━━ Data shown ━━

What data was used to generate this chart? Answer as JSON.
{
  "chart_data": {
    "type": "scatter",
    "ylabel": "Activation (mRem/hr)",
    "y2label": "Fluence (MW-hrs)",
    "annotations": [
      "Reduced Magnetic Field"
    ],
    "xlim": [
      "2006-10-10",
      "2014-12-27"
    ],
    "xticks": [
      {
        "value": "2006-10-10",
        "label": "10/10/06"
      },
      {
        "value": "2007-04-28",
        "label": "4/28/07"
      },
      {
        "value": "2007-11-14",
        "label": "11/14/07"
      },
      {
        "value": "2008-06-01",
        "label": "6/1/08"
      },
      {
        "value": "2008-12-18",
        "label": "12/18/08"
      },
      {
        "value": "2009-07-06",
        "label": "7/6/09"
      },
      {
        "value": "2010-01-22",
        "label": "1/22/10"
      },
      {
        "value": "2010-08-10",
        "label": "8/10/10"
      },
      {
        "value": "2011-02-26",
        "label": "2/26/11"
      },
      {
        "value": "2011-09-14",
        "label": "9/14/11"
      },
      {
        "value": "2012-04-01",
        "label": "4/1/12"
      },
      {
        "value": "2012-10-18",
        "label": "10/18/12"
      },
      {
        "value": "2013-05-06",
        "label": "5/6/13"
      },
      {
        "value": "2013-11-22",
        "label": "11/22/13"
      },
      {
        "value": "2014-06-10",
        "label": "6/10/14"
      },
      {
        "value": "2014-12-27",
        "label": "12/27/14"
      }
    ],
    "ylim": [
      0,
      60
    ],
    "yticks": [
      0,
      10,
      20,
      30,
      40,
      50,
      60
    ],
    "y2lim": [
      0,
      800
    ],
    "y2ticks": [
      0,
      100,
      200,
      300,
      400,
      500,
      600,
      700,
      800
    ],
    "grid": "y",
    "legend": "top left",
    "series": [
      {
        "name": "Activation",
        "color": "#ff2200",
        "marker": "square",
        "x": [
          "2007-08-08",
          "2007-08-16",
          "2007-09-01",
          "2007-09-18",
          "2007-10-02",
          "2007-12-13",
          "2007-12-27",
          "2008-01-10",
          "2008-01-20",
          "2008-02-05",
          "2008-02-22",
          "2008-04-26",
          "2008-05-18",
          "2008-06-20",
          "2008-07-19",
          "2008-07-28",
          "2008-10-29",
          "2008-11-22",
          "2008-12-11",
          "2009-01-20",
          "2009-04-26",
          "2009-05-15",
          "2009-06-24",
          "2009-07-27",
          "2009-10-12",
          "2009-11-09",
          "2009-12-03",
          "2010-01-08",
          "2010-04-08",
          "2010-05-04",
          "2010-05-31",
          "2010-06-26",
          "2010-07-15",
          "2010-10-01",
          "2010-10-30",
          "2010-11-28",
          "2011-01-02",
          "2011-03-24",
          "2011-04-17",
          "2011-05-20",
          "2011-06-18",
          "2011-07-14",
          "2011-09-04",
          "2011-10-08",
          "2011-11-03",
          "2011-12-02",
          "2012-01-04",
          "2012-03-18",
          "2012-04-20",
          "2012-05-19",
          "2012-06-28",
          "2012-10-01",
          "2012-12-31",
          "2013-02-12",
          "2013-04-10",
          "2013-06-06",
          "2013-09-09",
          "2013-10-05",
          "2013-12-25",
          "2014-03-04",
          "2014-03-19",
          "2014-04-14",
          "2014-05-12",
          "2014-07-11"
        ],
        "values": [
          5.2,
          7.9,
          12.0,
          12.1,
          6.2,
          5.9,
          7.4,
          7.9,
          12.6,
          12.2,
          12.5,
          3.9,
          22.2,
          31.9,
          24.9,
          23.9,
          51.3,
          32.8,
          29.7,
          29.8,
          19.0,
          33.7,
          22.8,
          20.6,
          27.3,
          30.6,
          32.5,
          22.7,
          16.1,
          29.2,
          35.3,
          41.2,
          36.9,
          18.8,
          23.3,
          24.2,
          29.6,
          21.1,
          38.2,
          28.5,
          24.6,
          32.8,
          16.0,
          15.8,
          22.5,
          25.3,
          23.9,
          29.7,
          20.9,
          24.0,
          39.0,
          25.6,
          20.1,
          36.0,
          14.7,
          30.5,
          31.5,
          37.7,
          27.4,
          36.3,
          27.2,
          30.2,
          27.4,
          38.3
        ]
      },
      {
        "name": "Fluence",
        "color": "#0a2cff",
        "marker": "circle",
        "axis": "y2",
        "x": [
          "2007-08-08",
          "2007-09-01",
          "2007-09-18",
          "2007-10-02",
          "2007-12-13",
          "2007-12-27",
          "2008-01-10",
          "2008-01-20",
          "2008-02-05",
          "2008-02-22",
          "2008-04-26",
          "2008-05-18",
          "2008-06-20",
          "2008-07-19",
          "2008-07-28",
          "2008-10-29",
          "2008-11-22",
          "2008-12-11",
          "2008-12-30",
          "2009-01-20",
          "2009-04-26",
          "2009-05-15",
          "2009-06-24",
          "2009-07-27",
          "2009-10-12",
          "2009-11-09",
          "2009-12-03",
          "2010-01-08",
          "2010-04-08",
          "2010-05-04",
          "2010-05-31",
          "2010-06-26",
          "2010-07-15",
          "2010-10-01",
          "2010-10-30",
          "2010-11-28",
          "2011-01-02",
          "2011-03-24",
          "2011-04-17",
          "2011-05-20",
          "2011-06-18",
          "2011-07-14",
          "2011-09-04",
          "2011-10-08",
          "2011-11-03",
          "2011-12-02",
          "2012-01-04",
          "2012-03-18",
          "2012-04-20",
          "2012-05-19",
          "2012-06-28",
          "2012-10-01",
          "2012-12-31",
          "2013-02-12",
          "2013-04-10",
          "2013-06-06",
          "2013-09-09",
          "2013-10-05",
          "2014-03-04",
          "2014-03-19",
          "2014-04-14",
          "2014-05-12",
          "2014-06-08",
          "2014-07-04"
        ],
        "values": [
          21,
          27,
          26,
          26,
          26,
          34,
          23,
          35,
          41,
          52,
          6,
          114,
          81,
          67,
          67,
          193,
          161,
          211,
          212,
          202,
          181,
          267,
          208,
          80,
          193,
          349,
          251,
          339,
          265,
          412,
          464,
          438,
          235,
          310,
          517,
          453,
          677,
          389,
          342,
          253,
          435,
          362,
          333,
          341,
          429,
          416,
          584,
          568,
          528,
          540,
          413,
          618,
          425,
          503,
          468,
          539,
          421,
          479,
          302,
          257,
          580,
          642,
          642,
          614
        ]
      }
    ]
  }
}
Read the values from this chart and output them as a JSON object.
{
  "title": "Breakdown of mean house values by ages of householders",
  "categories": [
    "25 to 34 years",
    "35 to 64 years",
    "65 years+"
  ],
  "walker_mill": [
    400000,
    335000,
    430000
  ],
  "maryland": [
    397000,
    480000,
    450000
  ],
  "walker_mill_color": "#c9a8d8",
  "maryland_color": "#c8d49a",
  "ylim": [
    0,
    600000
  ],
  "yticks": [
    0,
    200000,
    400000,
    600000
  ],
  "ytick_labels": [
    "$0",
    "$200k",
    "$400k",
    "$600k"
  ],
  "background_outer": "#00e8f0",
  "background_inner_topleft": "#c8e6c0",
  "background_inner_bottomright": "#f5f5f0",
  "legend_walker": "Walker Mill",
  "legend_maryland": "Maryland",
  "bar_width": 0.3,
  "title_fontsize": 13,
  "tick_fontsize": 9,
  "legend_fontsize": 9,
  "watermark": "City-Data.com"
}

━━━

Return only the lines running from the line with "Read the values" to the last line of the records, both included, exactly as written.

▶ Exercise answer
Read the values from this chart and output them as a JSON object.
{
  "title": "Breakdown of mean house values by ages of householders",
  "categories": [
    "25 to 34 years",
    "35 to 64 years",
    "65 years+"
  ],
  "walker_mill": [
    400000,
    335000,
    430000
  ],
  "maryland": [
    397000,
    480000,
    450000
  ],
  "walker_mill_color": "#c9a8d8",
  "maryland_color": "#c8d49a",
  "ylim": [
    0,
    600000
  ],
  "yticks": [
    0,
    200000,
    400000,
    600000
  ],
  "ytick_labels": [
    "$0",
    "$200k",
    "$400k",
    "$600k"
  ],
  "background_outer": "#00e8f0",
  "background_inner_topleft": "#c8e6c0",
  "background_inner_bottomright": "#f5f5f0",
  "legend_walker": "Walker Mill",
  "legend_maryland": "Maryland",
  "bar_width": 0.3,
  "title_fontsize": 13,
  "tick_fontsize": 9,
  "legend_fontsize": 9,
  "watermark": "City-Data.com"
}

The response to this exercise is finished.